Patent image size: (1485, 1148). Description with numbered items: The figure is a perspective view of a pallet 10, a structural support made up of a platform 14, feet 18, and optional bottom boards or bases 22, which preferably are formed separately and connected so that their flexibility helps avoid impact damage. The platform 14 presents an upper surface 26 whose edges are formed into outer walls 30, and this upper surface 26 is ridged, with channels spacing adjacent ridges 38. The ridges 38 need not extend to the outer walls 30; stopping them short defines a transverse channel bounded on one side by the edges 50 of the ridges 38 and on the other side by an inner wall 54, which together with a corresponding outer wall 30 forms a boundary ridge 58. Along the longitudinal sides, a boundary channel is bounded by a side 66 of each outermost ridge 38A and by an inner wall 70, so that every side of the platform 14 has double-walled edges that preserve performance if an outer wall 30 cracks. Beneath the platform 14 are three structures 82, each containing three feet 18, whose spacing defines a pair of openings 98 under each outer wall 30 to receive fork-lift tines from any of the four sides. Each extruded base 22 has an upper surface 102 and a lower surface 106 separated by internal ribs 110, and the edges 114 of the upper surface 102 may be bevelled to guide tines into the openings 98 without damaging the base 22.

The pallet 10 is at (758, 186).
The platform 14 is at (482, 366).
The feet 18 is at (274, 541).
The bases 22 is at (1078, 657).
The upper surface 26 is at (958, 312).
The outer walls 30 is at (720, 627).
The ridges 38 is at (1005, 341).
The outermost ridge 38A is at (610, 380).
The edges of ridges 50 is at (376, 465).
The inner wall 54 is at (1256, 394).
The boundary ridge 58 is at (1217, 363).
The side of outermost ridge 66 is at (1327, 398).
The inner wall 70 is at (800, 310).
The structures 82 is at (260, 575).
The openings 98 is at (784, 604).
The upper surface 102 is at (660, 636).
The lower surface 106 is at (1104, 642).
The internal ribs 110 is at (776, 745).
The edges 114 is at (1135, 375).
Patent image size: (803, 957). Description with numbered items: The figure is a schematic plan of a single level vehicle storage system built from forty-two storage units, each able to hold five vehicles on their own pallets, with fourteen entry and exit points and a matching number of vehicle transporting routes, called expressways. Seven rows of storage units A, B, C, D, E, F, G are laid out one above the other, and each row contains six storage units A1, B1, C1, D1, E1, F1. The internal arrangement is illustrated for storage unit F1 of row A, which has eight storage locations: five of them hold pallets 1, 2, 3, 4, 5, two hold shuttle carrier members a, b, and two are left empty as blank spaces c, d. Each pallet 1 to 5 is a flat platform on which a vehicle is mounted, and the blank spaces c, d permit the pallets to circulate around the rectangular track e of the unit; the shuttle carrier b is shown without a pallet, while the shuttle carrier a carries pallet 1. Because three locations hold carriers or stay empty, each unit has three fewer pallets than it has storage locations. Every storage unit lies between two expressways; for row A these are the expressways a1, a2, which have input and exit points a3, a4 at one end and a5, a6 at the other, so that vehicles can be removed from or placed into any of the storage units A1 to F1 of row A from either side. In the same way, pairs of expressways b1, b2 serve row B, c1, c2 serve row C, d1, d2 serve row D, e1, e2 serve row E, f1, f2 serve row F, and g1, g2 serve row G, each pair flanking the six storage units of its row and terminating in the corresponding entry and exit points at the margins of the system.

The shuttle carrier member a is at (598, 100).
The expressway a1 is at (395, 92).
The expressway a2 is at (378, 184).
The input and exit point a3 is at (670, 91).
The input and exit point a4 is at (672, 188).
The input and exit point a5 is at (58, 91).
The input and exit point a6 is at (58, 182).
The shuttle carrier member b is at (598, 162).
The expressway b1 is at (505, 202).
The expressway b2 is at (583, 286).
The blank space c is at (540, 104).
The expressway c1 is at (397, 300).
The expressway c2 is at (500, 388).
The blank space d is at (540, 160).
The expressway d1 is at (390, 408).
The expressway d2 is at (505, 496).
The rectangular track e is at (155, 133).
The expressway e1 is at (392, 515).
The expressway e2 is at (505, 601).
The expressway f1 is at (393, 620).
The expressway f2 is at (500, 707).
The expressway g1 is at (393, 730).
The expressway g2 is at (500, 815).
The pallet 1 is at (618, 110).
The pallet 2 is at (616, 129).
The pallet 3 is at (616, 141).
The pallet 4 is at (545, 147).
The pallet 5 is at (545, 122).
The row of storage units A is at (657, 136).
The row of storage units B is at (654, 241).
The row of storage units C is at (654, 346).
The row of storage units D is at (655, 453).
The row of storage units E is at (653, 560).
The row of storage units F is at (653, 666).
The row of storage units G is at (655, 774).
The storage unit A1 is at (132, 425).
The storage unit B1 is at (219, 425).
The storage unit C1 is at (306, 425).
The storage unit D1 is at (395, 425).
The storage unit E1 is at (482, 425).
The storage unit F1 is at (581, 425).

- TASK REQUIREMENTS
List each line in the items above that contains the word "feet".

- COMPLETED TASK
Patent image size: (1485, 1148). Description with numbered items: The figure is a perspective view of a pallet 10, a structural support made up of a platform 14, feet 18, and optional bottom boards or bases 22, which preferably are formed separately and connected so that their flexibility helps avoid impact damage. The platform 14 presents an upper surface 26 whose edges are formed into outer walls 30, and this upper surface 26 is ridged, with channels spacing adjacent ridges 38. The ridges 38 need not extend to the outer walls 30; stopping them short defines a transverse channel bounded on one side by the edges 50 of the ridges 38 and on the other side by an inner wall 54, which together with a corresponding outer wall 30 forms a boundary ridge 58. Along the longitudinal sides, a boundary channel is bounded by a side 66 of each outermost ridge 38A and by an inner wall 70, so that every side of the platform 14 has double-walled edges that preserve performance if an outer wall 30 cracks. Beneath the platform 14 are three structures 82, each containing three feet 18, whose spacing defines a pair of openings 98 under each outer wall 30 to receive fork-lift tines from any of the four sides. Each extruded base 22 has an upper surface 102 and a lower surface 106 separated by internal ribs 110, and the edges 114 of the upper surface 102 may be bevelled to guide tines into the openings 98 without damaging the base 22.
The feet 18 is at (274, 541).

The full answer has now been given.